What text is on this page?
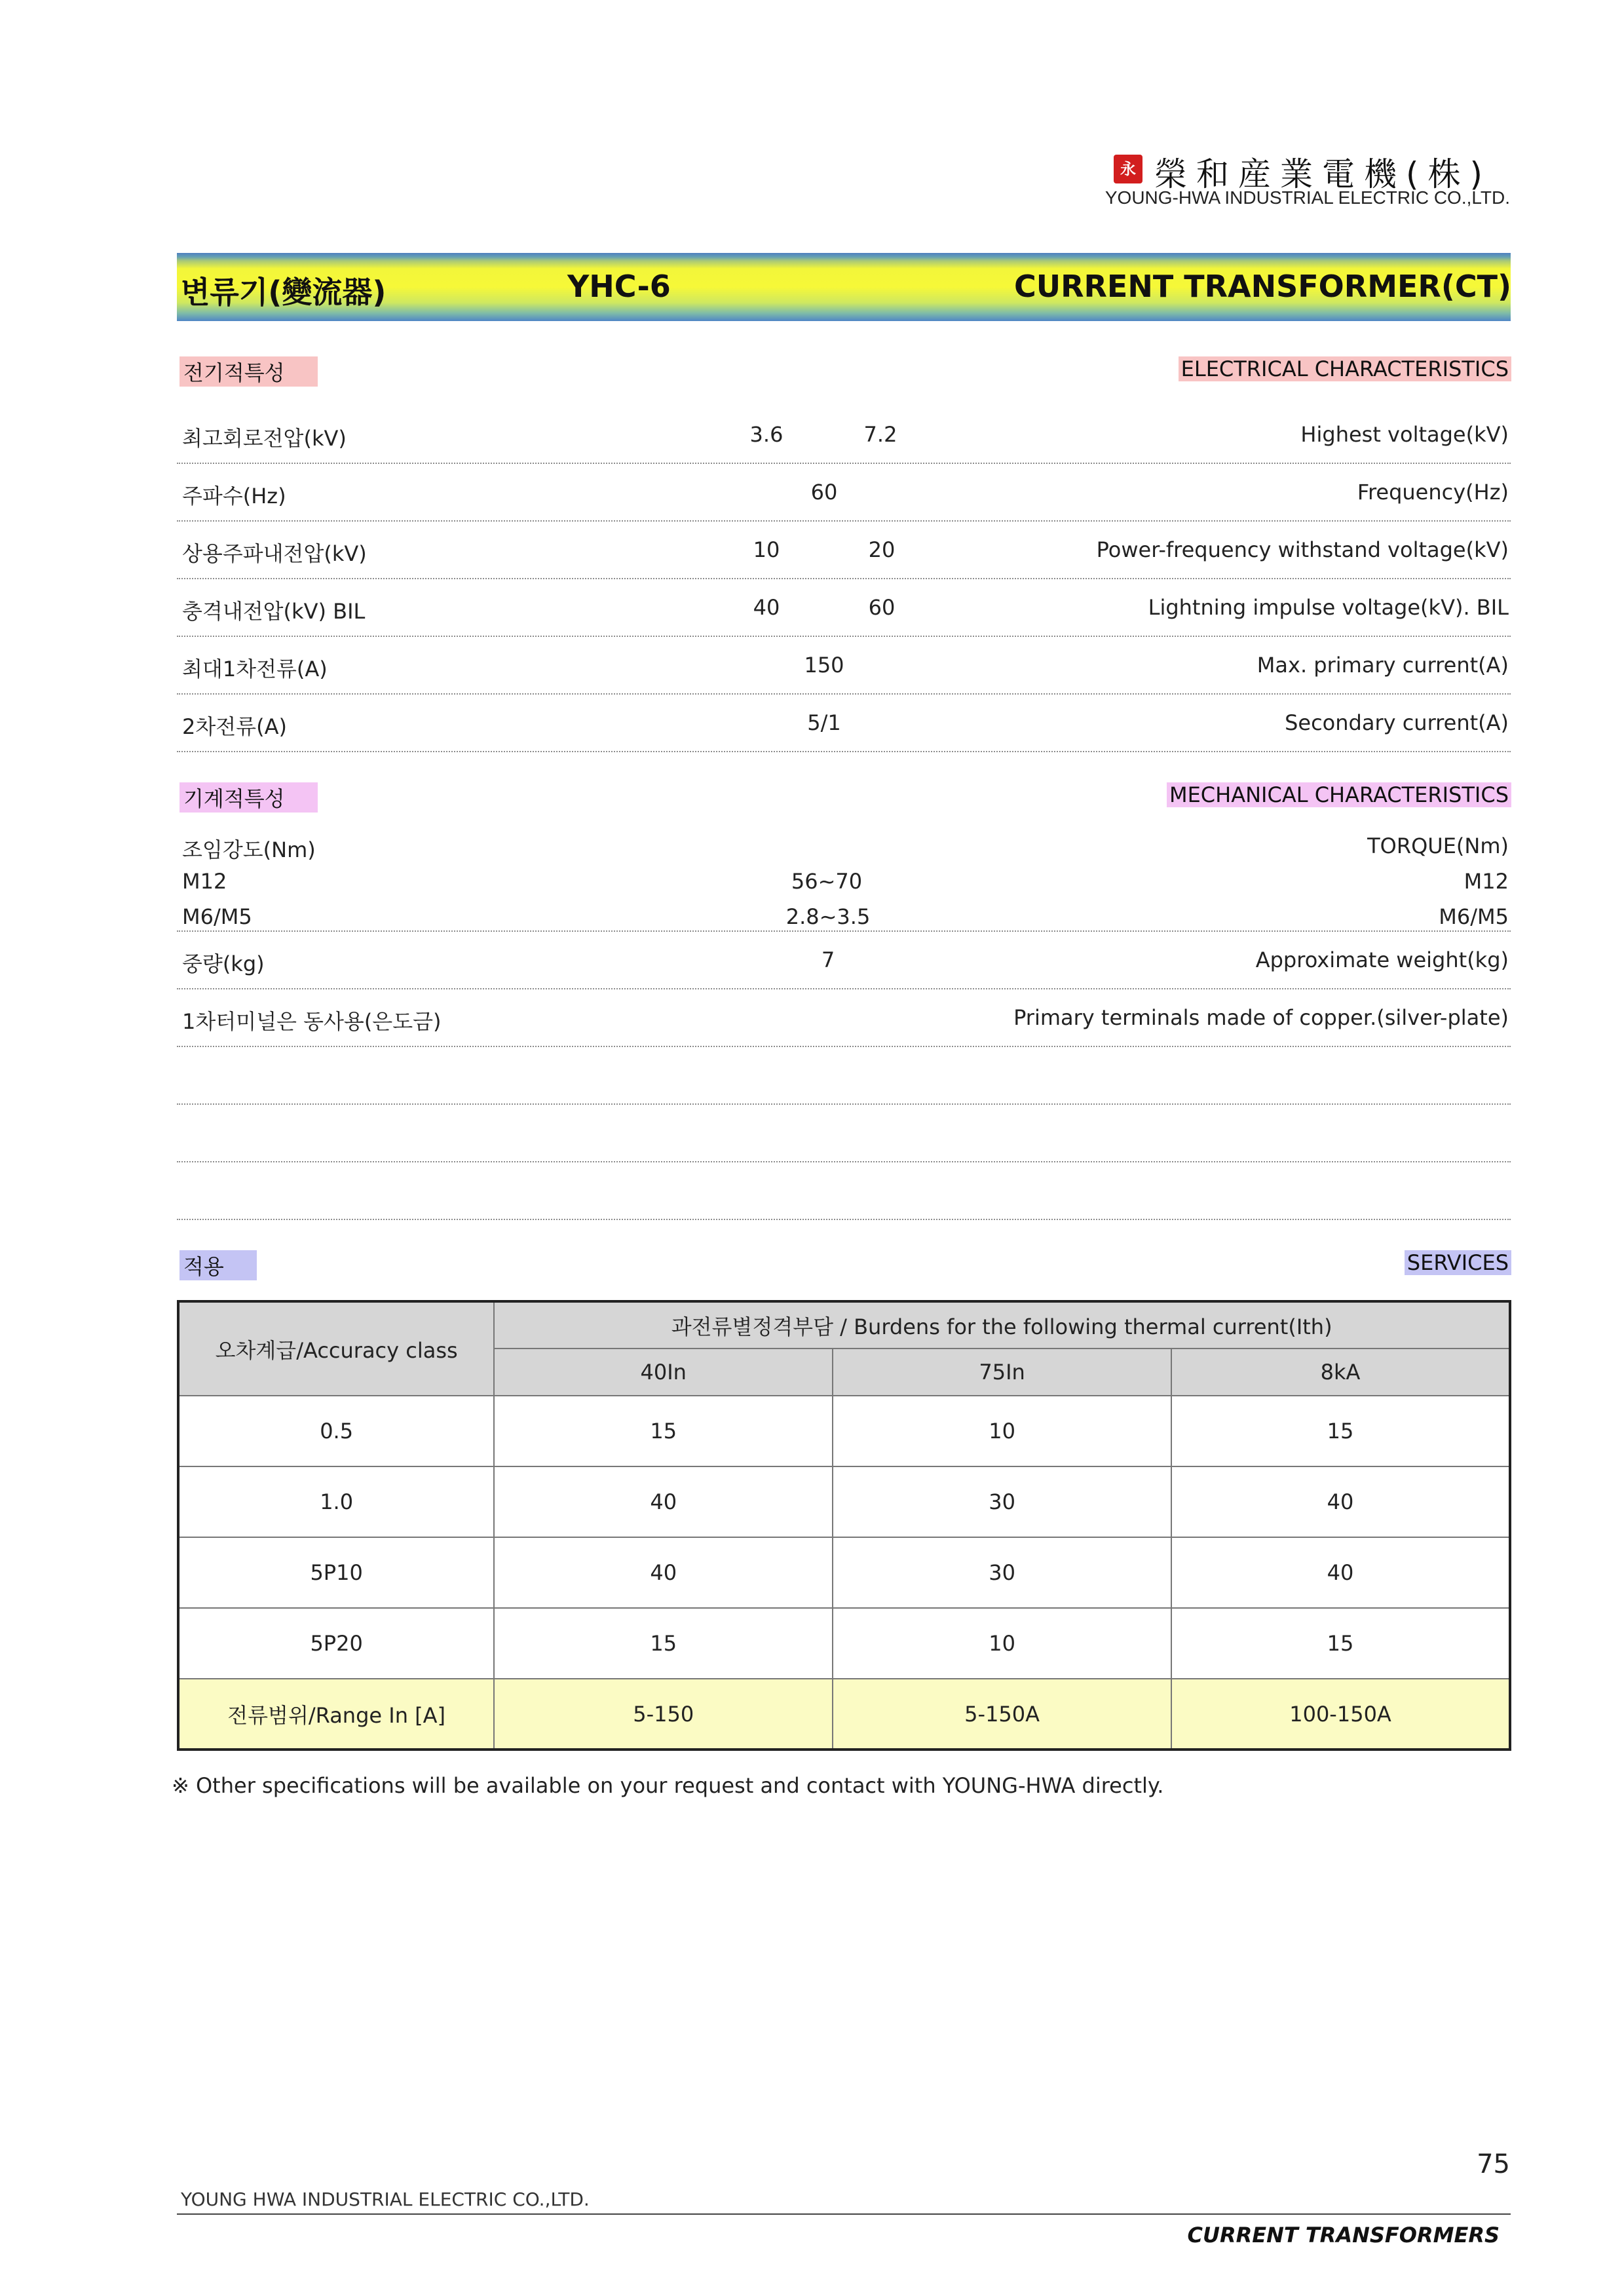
永 榮和産業電機(株)
YOUNG-HWA INDUSTRIAL ELECTRIC CO.,LTD.
변류기(變流器)	YHC-6	CURRENT TRANSFORMER(CT)
전기적특성	ELECTRICAL CHARACTERISTICS
최고회로전압(kV)	3.6	7.2	Highest voltage(kV)
주파수(Hz)	60	Frequency(Hz)
상용주파내전압(kV)	10	20	Power-frequency withstand voltage(kV)
충격내전압(kV) BIL	40	60	Lightning impulse voltage(kV). BIL
최대1차전류(A)	150	Max. primary current(A)
2차전류(A)	5/1	Secondary current(A)
기계적특성	MECHANICAL CHARACTERISTICS
조임강도(Nm)	TORQUE(Nm)
M12	56~70	M12
M6/M5	2.8~3.5	M6/M5
중량(kg)	7	Approximate weight(kg)
1차터미널은 동사용(은도금)	Primary terminals made of copper.(silver-plate)
적용	SERVICES
오차계급/Accuracy class	과전류별정격부담 / Burdens for the following thermal current(Ith)		
	40In	75In	8kA
0.5	15	10	15
1.0	40	30	40
5P10	40	30	40
5P20	15	10	15
전류범위/Range In [A]	5-150	5-150A	100-150A
※ Other specifications will be available on your request and contact with YOUNG-HWA directly.
75
YOUNG HWA INDUSTRIAL ELECTRIC CO.,LTD.
CURRENT TRANSFORMERS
---*---
#### [WORK TO COMPLETE]
All of the records need repeating exactly, except for the pictures.

#### [COMPLETE ANSWER]
What text is on this page?
永 榮和産業電機(株)
YOUNG-HWA INDUSTRIAL ELECTRIC CO.,LTD.
변류기(變流器)	YHC-6	CURRENT TRANSFORMER(CT)
전기적특성	ELECTRICAL CHARACTERISTICS
최고회로전압(kV)	3.6	7.2	Highest voltage(kV)
주파수(Hz)	60	Frequency(Hz)
상용주파내전압(kV)	10	20	Power-frequency withstand voltage(kV)
충격내전압(kV) BIL	40	60	Lightning impulse voltage(kV). BIL
최대1차전류(A)	150	Max. primary current(A)
2차전류(A)	5/1	Secondary current(A)
기계적특성	MECHANICAL CHARACTERISTICS
조임강도(Nm)	TORQUE(Nm)
M12	56~70	M12
M6/M5	2.8~3.5	M6/M5
중량(kg)	7	Approximate weight(kg)
1차터미널은 동사용(은도금)	Primary terminals made of copper.(silver-plate)
적용	SERVICES
오차계급/Accuracy class	과전류별정격부담 / Burdens for the following thermal current(Ith)		
	40In	75In	8kA
0.5	15	10	15
1.0	40	30	40
5P10	40	30	40
5P20	15	10	15
전류범위/Range In [A]	5-150	5-150A	100-150A
※ Other specifications will be available on your request and contact with YOUNG-HWA directly.
75
YOUNG HWA INDUSTRIAL ELECTRIC CO.,LTD.
CURRENT TRANSFORMERS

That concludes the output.